═════ SUPPLIED PASSAGE

Prime ideals in $\mathbb{Q}[X]$

Question

Could you tell me why prime ideals in $\mathbb{Q}[X]$ are of the form $(q(x))$ where $q \in \mathbb{Q}[X]$ is irreducible?

Answer 1

This is a case of a general theorem that states: $R[x]$ is a PID when $R$ is a field

Here we have $R=\mathbb{Q}$ is a field.

A proof for this can be found for example at this link

Answer 2

Hints:

1) Because $\;\Bbb Q[x]\;$ is a PID (in fact, even an Euclidean domain) and thus all its ideals are principal.

2) Becasue in $\;\Bbb Q[x]\;$ , a non zero ideal is prime iff it is maximal (this is far from being true in general rings, though).

══════════
═════ EXTRACTED MATERIAL

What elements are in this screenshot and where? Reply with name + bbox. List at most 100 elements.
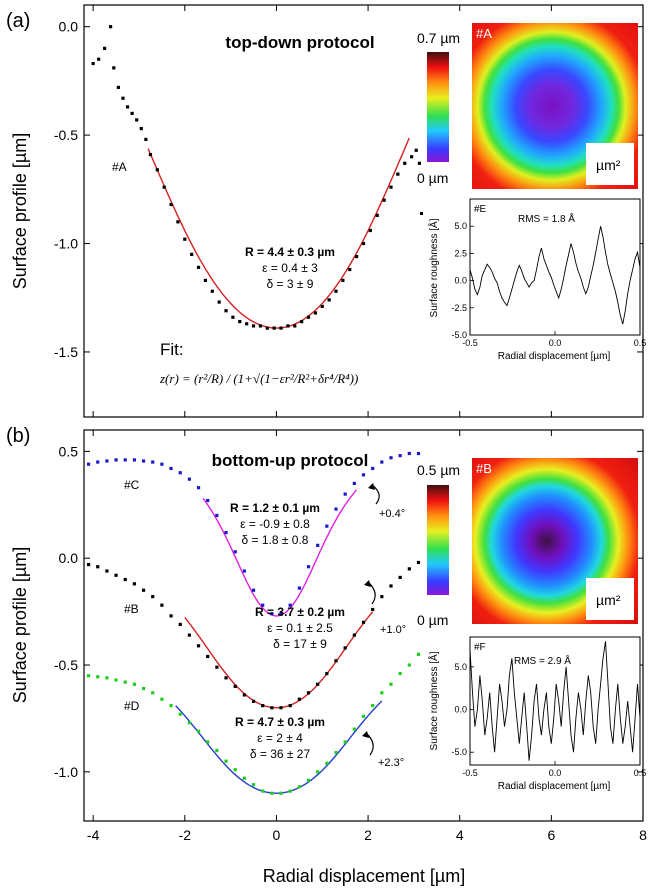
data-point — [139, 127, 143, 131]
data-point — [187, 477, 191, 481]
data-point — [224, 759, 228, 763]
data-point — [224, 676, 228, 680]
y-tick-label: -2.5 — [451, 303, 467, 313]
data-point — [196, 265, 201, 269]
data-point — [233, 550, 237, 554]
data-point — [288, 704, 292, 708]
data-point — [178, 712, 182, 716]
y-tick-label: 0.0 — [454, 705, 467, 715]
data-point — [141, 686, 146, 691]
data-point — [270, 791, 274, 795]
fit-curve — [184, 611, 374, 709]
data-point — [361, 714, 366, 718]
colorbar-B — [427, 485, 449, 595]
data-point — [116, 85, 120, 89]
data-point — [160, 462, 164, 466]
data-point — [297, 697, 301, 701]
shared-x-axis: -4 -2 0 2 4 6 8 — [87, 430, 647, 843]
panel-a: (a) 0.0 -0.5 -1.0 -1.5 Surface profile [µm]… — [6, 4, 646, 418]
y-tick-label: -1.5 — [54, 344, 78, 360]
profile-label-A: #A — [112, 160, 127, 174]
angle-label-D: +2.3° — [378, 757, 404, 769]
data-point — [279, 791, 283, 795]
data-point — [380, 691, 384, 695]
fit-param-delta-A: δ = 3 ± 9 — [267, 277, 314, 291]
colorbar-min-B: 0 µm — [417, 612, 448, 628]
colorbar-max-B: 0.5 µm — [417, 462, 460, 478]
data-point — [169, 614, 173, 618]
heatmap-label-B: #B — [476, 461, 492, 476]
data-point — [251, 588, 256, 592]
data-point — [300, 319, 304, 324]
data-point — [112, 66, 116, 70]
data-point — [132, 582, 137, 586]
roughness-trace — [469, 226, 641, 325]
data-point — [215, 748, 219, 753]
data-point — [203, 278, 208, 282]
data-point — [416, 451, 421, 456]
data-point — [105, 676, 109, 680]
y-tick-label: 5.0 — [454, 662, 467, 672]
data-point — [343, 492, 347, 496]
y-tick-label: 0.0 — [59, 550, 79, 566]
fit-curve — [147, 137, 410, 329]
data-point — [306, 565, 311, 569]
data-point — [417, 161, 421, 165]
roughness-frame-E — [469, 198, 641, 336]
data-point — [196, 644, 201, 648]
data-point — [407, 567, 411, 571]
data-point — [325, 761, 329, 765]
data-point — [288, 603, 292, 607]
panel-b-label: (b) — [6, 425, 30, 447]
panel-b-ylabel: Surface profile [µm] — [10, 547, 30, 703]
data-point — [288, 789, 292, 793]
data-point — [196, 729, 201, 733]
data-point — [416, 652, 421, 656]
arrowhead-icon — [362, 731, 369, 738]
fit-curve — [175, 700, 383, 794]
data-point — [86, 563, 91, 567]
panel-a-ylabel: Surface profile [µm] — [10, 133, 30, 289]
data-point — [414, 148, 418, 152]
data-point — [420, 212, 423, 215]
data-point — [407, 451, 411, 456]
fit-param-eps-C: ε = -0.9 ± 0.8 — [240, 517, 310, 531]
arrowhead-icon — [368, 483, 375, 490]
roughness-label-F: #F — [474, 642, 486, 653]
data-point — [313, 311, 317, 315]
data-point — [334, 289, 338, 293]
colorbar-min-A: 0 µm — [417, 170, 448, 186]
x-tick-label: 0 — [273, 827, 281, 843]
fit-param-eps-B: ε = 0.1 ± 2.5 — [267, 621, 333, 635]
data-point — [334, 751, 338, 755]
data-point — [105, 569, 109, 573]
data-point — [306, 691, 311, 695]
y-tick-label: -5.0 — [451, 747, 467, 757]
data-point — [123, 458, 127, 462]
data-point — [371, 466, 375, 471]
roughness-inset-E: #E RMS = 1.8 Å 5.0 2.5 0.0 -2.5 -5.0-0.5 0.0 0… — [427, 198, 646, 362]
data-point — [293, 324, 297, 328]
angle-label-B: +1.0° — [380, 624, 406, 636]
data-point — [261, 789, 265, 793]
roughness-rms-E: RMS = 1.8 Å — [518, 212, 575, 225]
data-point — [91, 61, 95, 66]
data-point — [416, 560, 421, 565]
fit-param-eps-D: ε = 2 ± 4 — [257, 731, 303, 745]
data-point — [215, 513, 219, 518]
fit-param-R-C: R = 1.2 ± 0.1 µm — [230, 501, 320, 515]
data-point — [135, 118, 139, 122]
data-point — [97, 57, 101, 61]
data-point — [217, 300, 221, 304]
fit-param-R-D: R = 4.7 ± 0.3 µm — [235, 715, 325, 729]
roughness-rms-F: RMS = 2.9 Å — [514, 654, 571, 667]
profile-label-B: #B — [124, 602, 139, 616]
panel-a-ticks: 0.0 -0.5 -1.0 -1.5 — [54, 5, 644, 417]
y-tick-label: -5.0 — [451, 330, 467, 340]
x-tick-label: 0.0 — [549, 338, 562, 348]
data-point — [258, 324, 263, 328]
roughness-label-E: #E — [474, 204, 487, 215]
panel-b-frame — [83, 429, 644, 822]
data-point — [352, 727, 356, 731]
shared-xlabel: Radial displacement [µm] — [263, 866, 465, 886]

══════════

SET TASKS |
1. In the prime ideals thread, what general theorem does the first answer cite?
2. Write out the part of the prime ideals thread starting at "Here we have" and ending at "general rings, though).".
3. Continue the thread on prime ideals in $\mathbb{Q}[X]$ from its last sentence.
The entries have nothing to do with the prime ideals thread.

EXPECTED RESPONSES |
1. It cites the theorem that $R[x]$ is a PID when $R$ is a field.

2.
Here we have $R=\mathbb{Q}$ is a field.

A proof for this can be found for example at this link

Answer 2

Hints:

1) Because $\;\Bbb Q[x]\;$ is a PID (in fact, even an Euclidean domain) and thus all its ideals are principal.

2) Becasue in $\;\Bbb Q[x]\;$ , a non zero ideal is prime iff it is maximal (this is far from being true in general rings, though).

3.
3) Finally, because a principal ideal (in this cases) is prime iff it is generated by a prime element, and in the ring of polynomials an element is prime iff it is irreducible.

Answer 3

Hint: If $F$ is a field and $I$ is a non-zero ideal in $F[x]$, and $g(x)$ is an element of $F[x]$. Then, $I=\langle g(x)\rangle$ iff $g(x)$ is a non-zero polynimial of minimum degree in $I$.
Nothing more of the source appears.